Data records>
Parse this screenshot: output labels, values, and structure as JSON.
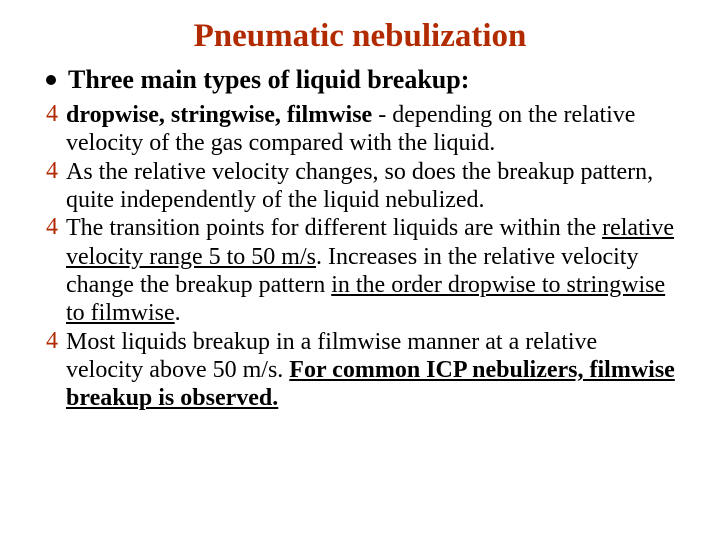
{
  "title": {
    "text": "Pneumatic nebulization",
    "color": "#b22a00",
    "fontsize": 33
  },
  "mainBullet": {
    "dot": {
      "color": "#000000",
      "size": 10
    },
    "text": "Three main types of liquid breakup:",
    "fontsize": 26,
    "color": "#000000"
  },
  "subList": {
    "marker": {
      "glyph": "4",
      "color": "#b22a00",
      "fontsize": 24
    },
    "fontsize": 24,
    "color": "#000000",
    "items": [
      {
        "segments": [
          {
            "text": "dropwise, stringwise, filmwise",
            "bold": true
          },
          {
            "text": " - depending on the relative velocity of the gas compared with the liquid."
          }
        ]
      },
      {
        "segments": [
          {
            "text": "As the relative velocity changes, so does the breakup pattern, quite independently of the liquid nebulized."
          }
        ]
      },
      {
        "segments": [
          {
            "text": "The transition points for different liquids are within the "
          },
          {
            "text": "relative velocity range 5 to 50 m/s",
            "underline": true
          },
          {
            "text": ". Increases in the relative velocity change the breakup pattern "
          },
          {
            "text": "in the order dropwise to stringwise to filmwise",
            "underline": true
          },
          {
            "text": "."
          }
        ]
      },
      {
        "segments": [
          {
            "text": "Most liquids breakup in a filmwise manner at a relative velocity above 50 m/s. "
          },
          {
            "text": "For common ICP nebulizers, filmwise breakup is observed.",
            "bold": true,
            "underline": true
          }
        ]
      }
    ]
  }
}
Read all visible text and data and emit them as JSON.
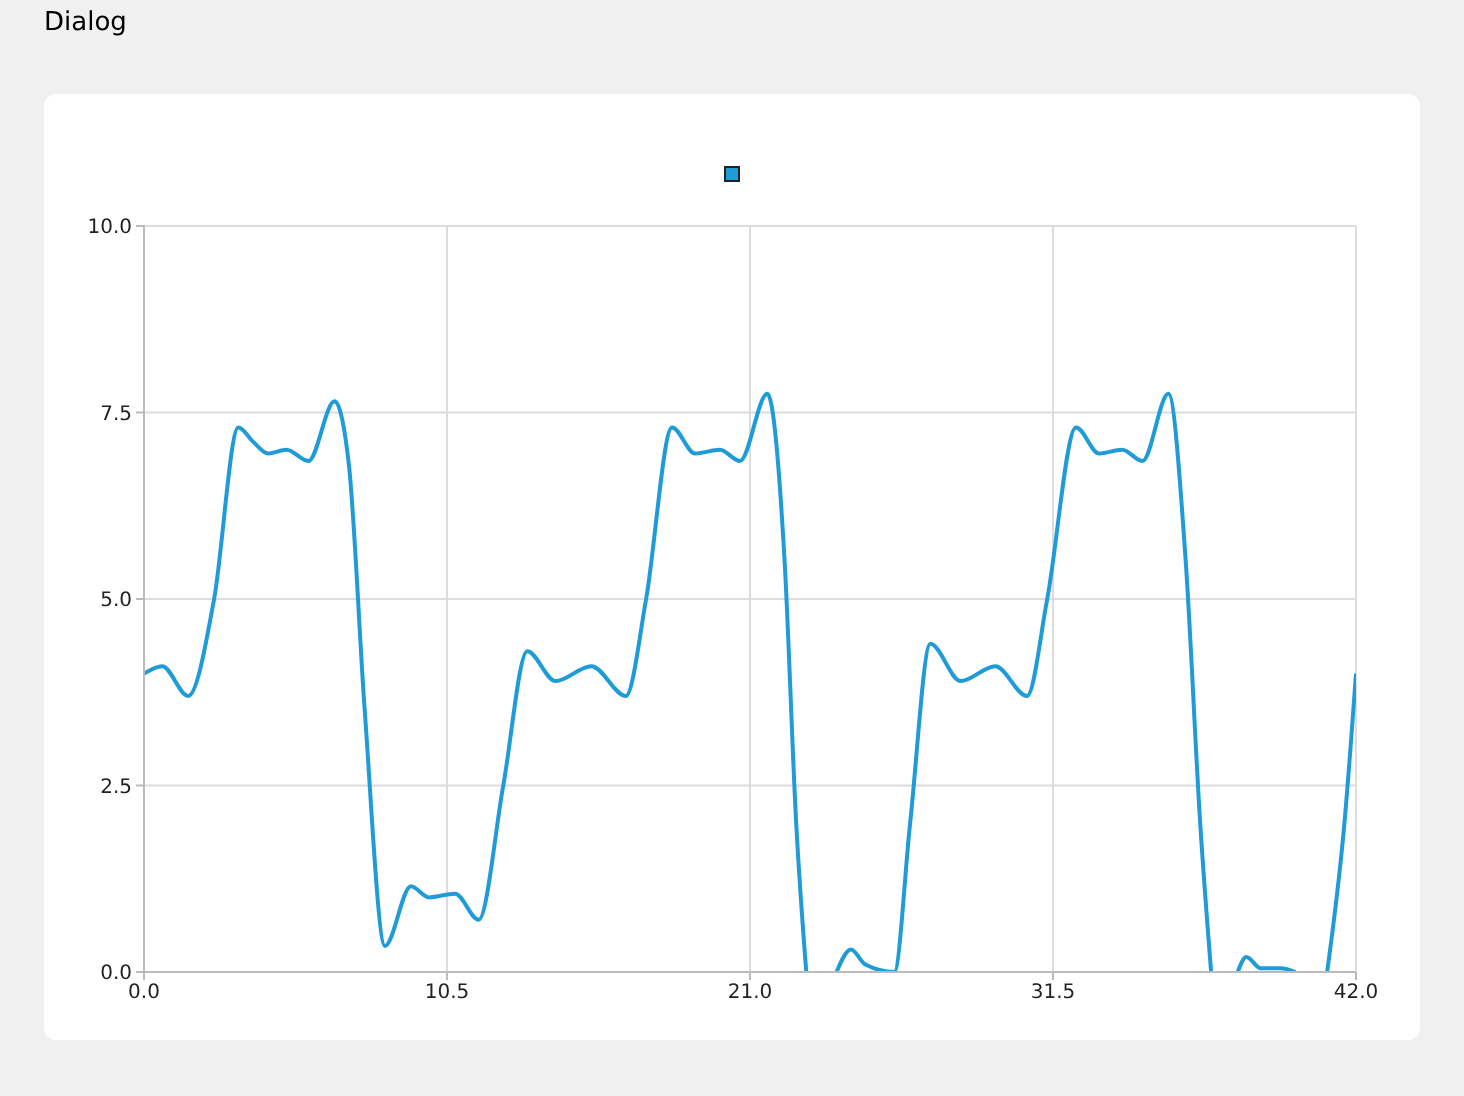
{
  "chart_data": {
    "type": "line",
    "annotations": [
      "Dialog"
    ],
    "x": [
      0,
      0.63,
      1.53,
      2.43,
      3.27,
      3.8,
      4.3,
      4.94,
      5.7,
      6.6,
      7.1,
      7.65,
      8.35,
      9.25,
      9.87,
      10.78,
      11.6,
      12.45,
      13.28,
      14.26,
      15.5,
      16.7,
      17.4,
      18.3,
      19.1,
      19.96,
      20.65,
      21.6,
      22.2,
      22.6,
      22.95,
      23.5,
      24,
      24.5,
      25,
      26,
      26.55,
      27.25,
      28.3,
      29.5,
      30.6,
      31.3,
      32.3,
      33.1,
      33.9,
      34.6,
      35.5,
      36.1,
      36.6,
      36.98,
      37.5,
      37.9,
      38.2,
      38.7,
      39.4,
      39.9,
      40.5,
      41,
      41.6,
      42
    ],
    "series": [
      {
        "color": "#1f9bd8",
        "values": [
          4.0,
          4.1,
          3.7,
          5.0,
          7.3,
          7.1,
          6.95,
          7.0,
          6.85,
          7.65,
          6.8,
          3.5,
          0.35,
          1.15,
          1.0,
          1.05,
          0.7,
          2.5,
          4.3,
          3.9,
          4.1,
          3.7,
          5.0,
          7.3,
          6.95,
          7.0,
          6.85,
          7.75,
          5.5,
          2.0,
          0,
          null,
          0,
          0.3,
          0.1,
          0,
          2.0,
          4.4,
          3.9,
          4.1,
          3.7,
          5.0,
          7.3,
          6.95,
          7.0,
          6.85,
          7.75,
          5.5,
          2.0,
          0,
          null,
          0,
          0.2,
          0.05,
          0.05,
          0,
          null,
          0,
          2.0,
          4.0
        ]
      }
    ],
    "xlim": [
      0,
      42
    ],
    "xticks": [
      {
        "value": 0,
        "label": "0.0"
      },
      {
        "value": 10.5,
        "label": "10.5"
      },
      {
        "value": 21,
        "label": "21.0"
      },
      {
        "value": 31.5,
        "label": "31.5"
      },
      {
        "value": 42,
        "label": "42.0"
      }
    ],
    "ylim": [
      0,
      10
    ],
    "yticks": [
      {
        "value": 0,
        "label": "0.0"
      },
      {
        "value": 2.5,
        "label": "2.5"
      },
      {
        "value": 5,
        "label": "5.0"
      },
      {
        "value": 7.5,
        "label": "7.5"
      },
      {
        "value": 10,
        "label": "10.0"
      }
    ],
    "grid": true,
    "marker": "none",
    "line_style": "solid"
  }
}
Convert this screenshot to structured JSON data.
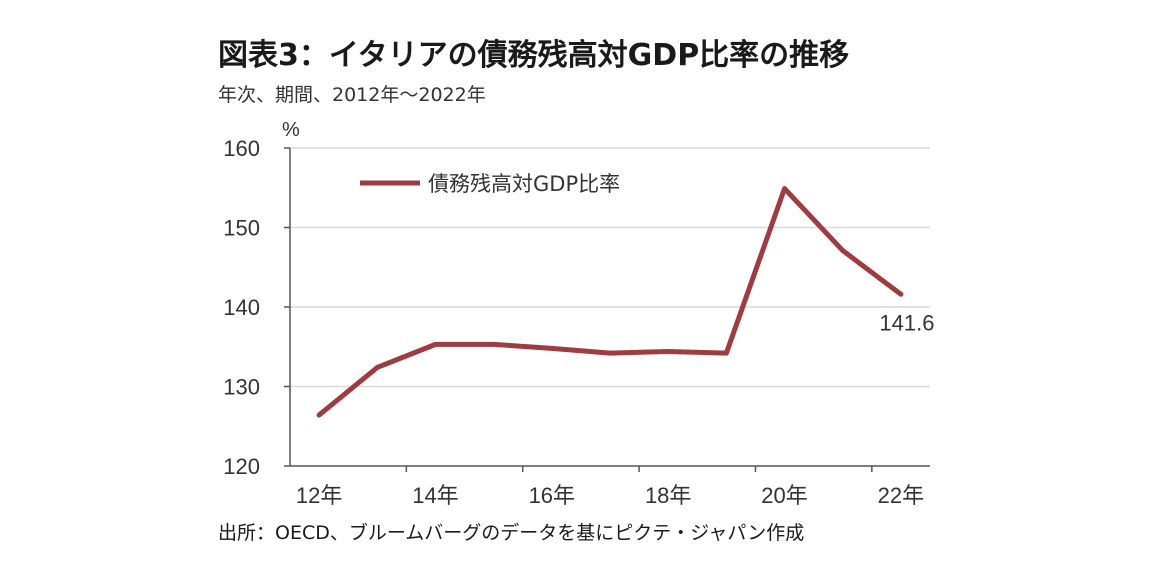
{
  "title": "図表3：イタリアの債務残高対GDP比率の推移",
  "subtitle": "年次、期間、2012年～2022年",
  "source": "出所：OECD、ブルームバーグのデータを基にピクテ・ジャパン作成",
  "chart_data": {
    "type": "line",
    "ylabel": "%",
    "ylim": [
      120,
      160
    ],
    "yticks": [
      120,
      130,
      140,
      150,
      160
    ],
    "grid": true,
    "legend_position": "top-left",
    "x": [
      "2012",
      "2013",
      "2014",
      "2015",
      "2016",
      "2017",
      "2018",
      "2019",
      "2020",
      "2021",
      "2022"
    ],
    "xtick_labels": [
      "12年",
      "",
      "14年",
      "",
      "16年",
      "",
      "18年",
      "",
      "20年",
      "",
      "22年"
    ],
    "series": [
      {
        "name": "債務残高対GDP比率",
        "color": "#9e3c41",
        "values": [
          126.4,
          132.4,
          135.3,
          135.3,
          134.8,
          134.2,
          134.4,
          134.2,
          154.9,
          147.1,
          141.6
        ]
      }
    ],
    "annotations": [
      {
        "text": "141.6",
        "x": "2022"
      }
    ]
  }
}
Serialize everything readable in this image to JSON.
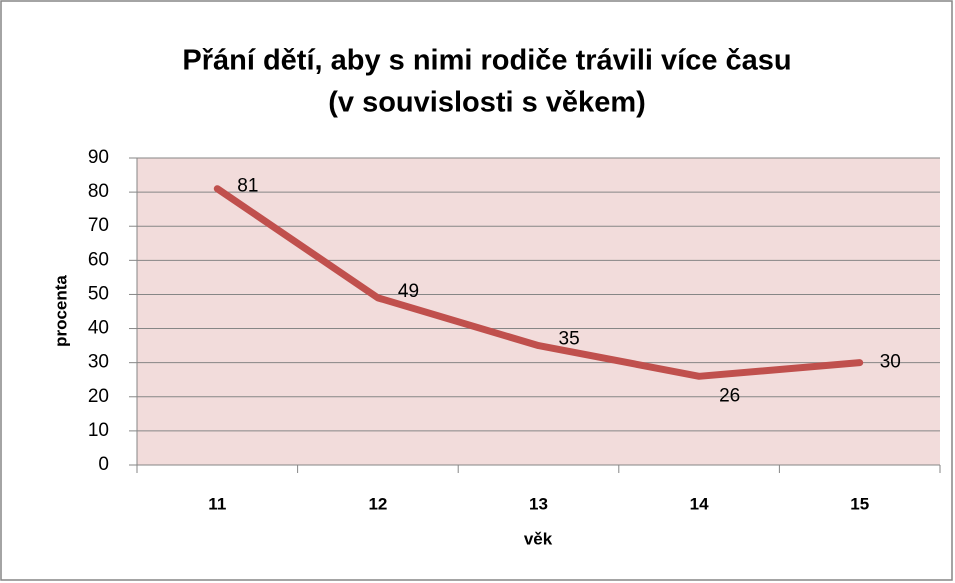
{
  "chart_data": {
    "type": "line",
    "title": [
      "Přání dětí, aby s nimi rodiče trávili více času",
      "(v souvislosti s věkem)"
    ],
    "x_label": "věk",
    "y_label": "procenta",
    "categories": [
      "11",
      "12",
      "13",
      "14",
      "15"
    ],
    "values": [
      81,
      49,
      35,
      26,
      30
    ],
    "color": "#c0504d",
    "ylim": [
      0,
      90
    ],
    "yticks": [
      0,
      10,
      20,
      30,
      40,
      50,
      60,
      70,
      80,
      90
    ],
    "grid": true
  }
}
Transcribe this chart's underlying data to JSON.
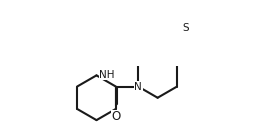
{
  "bg_color": "#ffffff",
  "line_color": "#1a1a1a",
  "line_width": 1.5,
  "font_size": 7.5,
  "NH_label": "NH",
  "N_label": "N",
  "S_label": "S",
  "O_label": "O",
  "xlim": [
    0.0,
    5.8
  ],
  "ylim": [
    -0.3,
    2.6
  ]
}
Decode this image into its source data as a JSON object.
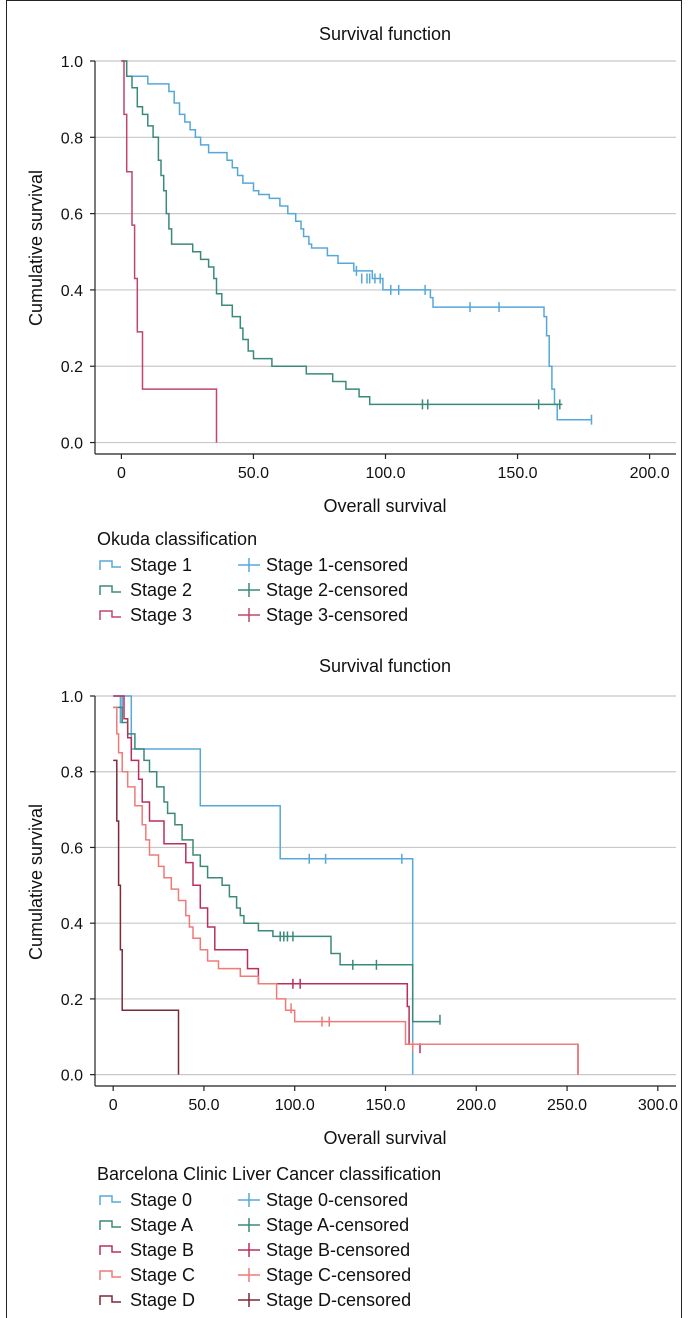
{
  "chart_data": [
    {
      "type": "line",
      "step": true,
      "title": "Survival function",
      "xlabel": "Overall survival",
      "ylabel": "Cumulative survival",
      "xlim": [
        -10,
        210
      ],
      "ylim": [
        -0.03,
        1.0
      ],
      "xticks": [
        0,
        50,
        100,
        150,
        200
      ],
      "xtick_labels": [
        "0",
        "50.0",
        "100.0",
        "150.0",
        "200.0"
      ],
      "yticks": [
        0,
        0.2,
        0.4,
        0.6,
        0.8,
        1.0
      ],
      "ytick_labels": [
        "0.0",
        "0.2",
        "0.4",
        "0.6",
        "0.8",
        "1.0"
      ],
      "grid": "horizontal",
      "legend_title": "Okuda classification",
      "series": [
        {
          "name": "Stage 1",
          "censored_name": "Stage 1-censored",
          "color": "#56a8d8",
          "steps": [
            [
              0,
              1.0
            ],
            [
              2,
              0.96
            ],
            [
              10,
              0.94
            ],
            [
              18,
              0.92
            ],
            [
              20,
              0.89
            ],
            [
              22,
              0.86
            ],
            [
              24,
              0.84
            ],
            [
              26,
              0.82
            ],
            [
              28,
              0.8
            ],
            [
              30,
              0.78
            ],
            [
              33,
              0.76
            ],
            [
              40,
              0.74
            ],
            [
              42,
              0.72
            ],
            [
              44,
              0.7
            ],
            [
              46,
              0.68
            ],
            [
              50,
              0.66
            ],
            [
              52,
              0.65
            ],
            [
              56,
              0.64
            ],
            [
              60,
              0.62
            ],
            [
              63,
              0.6
            ],
            [
              66,
              0.58
            ],
            [
              68,
              0.56
            ],
            [
              69,
              0.54
            ],
            [
              71,
              0.52
            ],
            [
              72,
              0.51
            ],
            [
              78,
              0.49
            ],
            [
              82,
              0.47
            ],
            [
              88,
              0.45
            ],
            [
              95,
              0.43
            ],
            [
              99,
              0.4
            ],
            [
              117,
              0.38
            ],
            [
              118,
              0.355
            ],
            [
              160,
              0.33
            ],
            [
              161,
              0.28
            ],
            [
              162,
              0.2
            ],
            [
              163,
              0.14
            ],
            [
              164,
              0.1
            ],
            [
              165,
              0.06
            ],
            [
              178,
              0.06
            ]
          ],
          "censored": [
            [
              89,
              0.45
            ],
            [
              91,
              0.43
            ],
            [
              93,
              0.43
            ],
            [
              94,
              0.43
            ],
            [
              96,
              0.43
            ],
            [
              98,
              0.43
            ],
            [
              102,
              0.4
            ],
            [
              105,
              0.4
            ],
            [
              115,
              0.4
            ],
            [
              132,
              0.355
            ],
            [
              143,
              0.355
            ],
            [
              178,
              0.06
            ]
          ]
        },
        {
          "name": "Stage 2",
          "censored_name": "Stage 2-censored",
          "color": "#3a8a7a",
          "steps": [
            [
              0,
              1.0
            ],
            [
              2,
              0.96
            ],
            [
              4,
              0.93
            ],
            [
              6,
              0.88
            ],
            [
              8,
              0.86
            ],
            [
              10,
              0.83
            ],
            [
              12,
              0.8
            ],
            [
              14,
              0.74
            ],
            [
              15,
              0.7
            ],
            [
              16,
              0.66
            ],
            [
              17,
              0.6
            ],
            [
              18,
              0.56
            ],
            [
              19,
              0.52
            ],
            [
              27,
              0.5
            ],
            [
              30,
              0.48
            ],
            [
              33,
              0.46
            ],
            [
              35,
              0.43
            ],
            [
              36,
              0.39
            ],
            [
              38,
              0.36
            ],
            [
              42,
              0.33
            ],
            [
              45,
              0.3
            ],
            [
              46,
              0.27
            ],
            [
              48,
              0.24
            ],
            [
              50,
              0.22
            ],
            [
              57,
              0.2
            ],
            [
              70,
              0.18
            ],
            [
              80,
              0.16
            ],
            [
              85,
              0.14
            ],
            [
              90,
              0.12
            ],
            [
              94,
              0.1
            ],
            [
              167,
              0.1
            ]
          ],
          "censored": [
            [
              114,
              0.1
            ],
            [
              116,
              0.1
            ],
            [
              158,
              0.1
            ],
            [
              166,
              0.1
            ]
          ]
        },
        {
          "name": "Stage 3",
          "censored_name": "Stage 3-censored",
          "color": "#c0466a",
          "steps": [
            [
              0,
              1.0
            ],
            [
              1,
              0.86
            ],
            [
              2,
              0.71
            ],
            [
              4,
              0.57
            ],
            [
              5,
              0.43
            ],
            [
              6,
              0.29
            ],
            [
              8,
              0.14
            ],
            [
              36,
              0.14
            ],
            [
              36,
              0.0
            ]
          ],
          "censored": []
        }
      ]
    },
    {
      "type": "line",
      "step": true,
      "title": "Survival function",
      "xlabel": "Overall survival",
      "ylabel": "Cumulative survival",
      "xlim": [
        -10,
        310
      ],
      "ylim": [
        -0.03,
        1.0
      ],
      "xticks": [
        0,
        50,
        100,
        150,
        200,
        250,
        300
      ],
      "xtick_labels": [
        "0",
        "50.0",
        "100.0",
        "150.0",
        "200.0",
        "250.0",
        "300.0"
      ],
      "yticks": [
        0,
        0.2,
        0.4,
        0.6,
        0.8,
        1.0
      ],
      "ytick_labels": [
        "0.0",
        "0.2",
        "0.4",
        "0.6",
        "0.8",
        "1.0"
      ],
      "grid": "horizontal",
      "legend_title": "Barcelona Clinic Liver Cancer classification",
      "series": [
        {
          "name": "Stage 0",
          "censored_name": "Stage 0-censored",
          "color": "#56a8d8",
          "steps": [
            [
              0,
              1.0
            ],
            [
              4,
              0.93
            ],
            [
              5,
              1.0
            ],
            [
              10,
              0.86
            ],
            [
              48,
              0.71
            ],
            [
              92,
              0.57
            ],
            [
              165,
              0.0
            ]
          ],
          "censored": [
            [
              108,
              0.57
            ],
            [
              117,
              0.57
            ],
            [
              159,
              0.57
            ]
          ]
        },
        {
          "name": "Stage A",
          "censored_name": "Stage A-censored",
          "color": "#3a8a7a",
          "steps": [
            [
              0,
              0.97
            ],
            [
              5,
              0.93
            ],
            [
              8,
              0.9
            ],
            [
              12,
              0.86
            ],
            [
              17,
              0.83
            ],
            [
              20,
              0.8
            ],
            [
              24,
              0.76
            ],
            [
              28,
              0.72
            ],
            [
              30,
              0.69
            ],
            [
              34,
              0.66
            ],
            [
              38,
              0.62
            ],
            [
              44,
              0.58
            ],
            [
              48,
              0.55
            ],
            [
              52,
              0.52
            ],
            [
              60,
              0.5
            ],
            [
              64,
              0.47
            ],
            [
              68,
              0.44
            ],
            [
              70,
              0.42
            ],
            [
              72,
              0.4
            ],
            [
              80,
              0.38
            ],
            [
              88,
              0.365
            ],
            [
              98,
              0.365
            ],
            [
              120,
              0.32
            ],
            [
              125,
              0.29
            ],
            [
              150,
              0.29
            ],
            [
              165,
              0.14
            ],
            [
              180,
              0.14
            ]
          ],
          "censored": [
            [
              92,
              0.365
            ],
            [
              94,
              0.365
            ],
            [
              96,
              0.365
            ],
            [
              99,
              0.365
            ],
            [
              132,
              0.29
            ],
            [
              145,
              0.29
            ],
            [
              180,
              0.145
            ]
          ]
        },
        {
          "name": "Stage B",
          "censored_name": "Stage B-censored",
          "color": "#b8305a",
          "steps": [
            [
              0,
              1.0
            ],
            [
              6,
              0.94
            ],
            [
              8,
              0.89
            ],
            [
              10,
              0.83
            ],
            [
              14,
              0.78
            ],
            [
              16,
              0.72
            ],
            [
              20,
              0.67
            ],
            [
              28,
              0.61
            ],
            [
              40,
              0.56
            ],
            [
              44,
              0.5
            ],
            [
              48,
              0.44
            ],
            [
              52,
              0.39
            ],
            [
              56,
              0.33
            ],
            [
              74,
              0.28
            ],
            [
              80,
              0.24
            ],
            [
              162,
              0.18
            ],
            [
              163,
              0.08
            ],
            [
              256,
              0.08
            ],
            [
              256,
              0.0
            ]
          ],
          "censored": [
            [
              99,
              0.24
            ],
            [
              103,
              0.24
            ],
            [
              169,
              0.07
            ]
          ]
        },
        {
          "name": "Stage C",
          "censored_name": "Stage C-censored",
          "color": "#f07a78",
          "steps": [
            [
              0,
              0.97
            ],
            [
              2,
              0.9
            ],
            [
              3,
              0.85
            ],
            [
              5,
              0.8
            ],
            [
              8,
              0.76
            ],
            [
              12,
              0.71
            ],
            [
              16,
              0.66
            ],
            [
              18,
              0.62
            ],
            [
              20,
              0.58
            ],
            [
              25,
              0.55
            ],
            [
              28,
              0.52
            ],
            [
              32,
              0.49
            ],
            [
              36,
              0.46
            ],
            [
              40,
              0.42
            ],
            [
              42,
              0.39
            ],
            [
              44,
              0.36
            ],
            [
              48,
              0.33
            ],
            [
              52,
              0.3
            ],
            [
              58,
              0.28
            ],
            [
              70,
              0.26
            ],
            [
              80,
              0.24
            ],
            [
              90,
              0.2
            ],
            [
              95,
              0.17
            ],
            [
              100,
              0.14
            ],
            [
              160,
              0.14
            ],
            [
              161,
              0.08
            ],
            [
              256,
              0.08
            ],
            [
              256,
              0.0
            ]
          ],
          "censored": [
            [
              98,
              0.175
            ],
            [
              115,
              0.14
            ],
            [
              119,
              0.14
            ],
            [
              165,
              0.075
            ]
          ]
        },
        {
          "name": "Stage D",
          "censored_name": "Stage D-censored",
          "color": "#7a2a3a",
          "steps": [
            [
              0,
              0.83
            ],
            [
              2,
              0.67
            ],
            [
              3,
              0.5
            ],
            [
              4,
              0.33
            ],
            [
              5,
              0.17
            ],
            [
              36,
              0.17
            ],
            [
              36,
              0.0
            ]
          ],
          "censored": []
        }
      ]
    }
  ]
}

Requirements>
Going through the data, tally the lines containing "dropwise" and report only the result.

Result>
2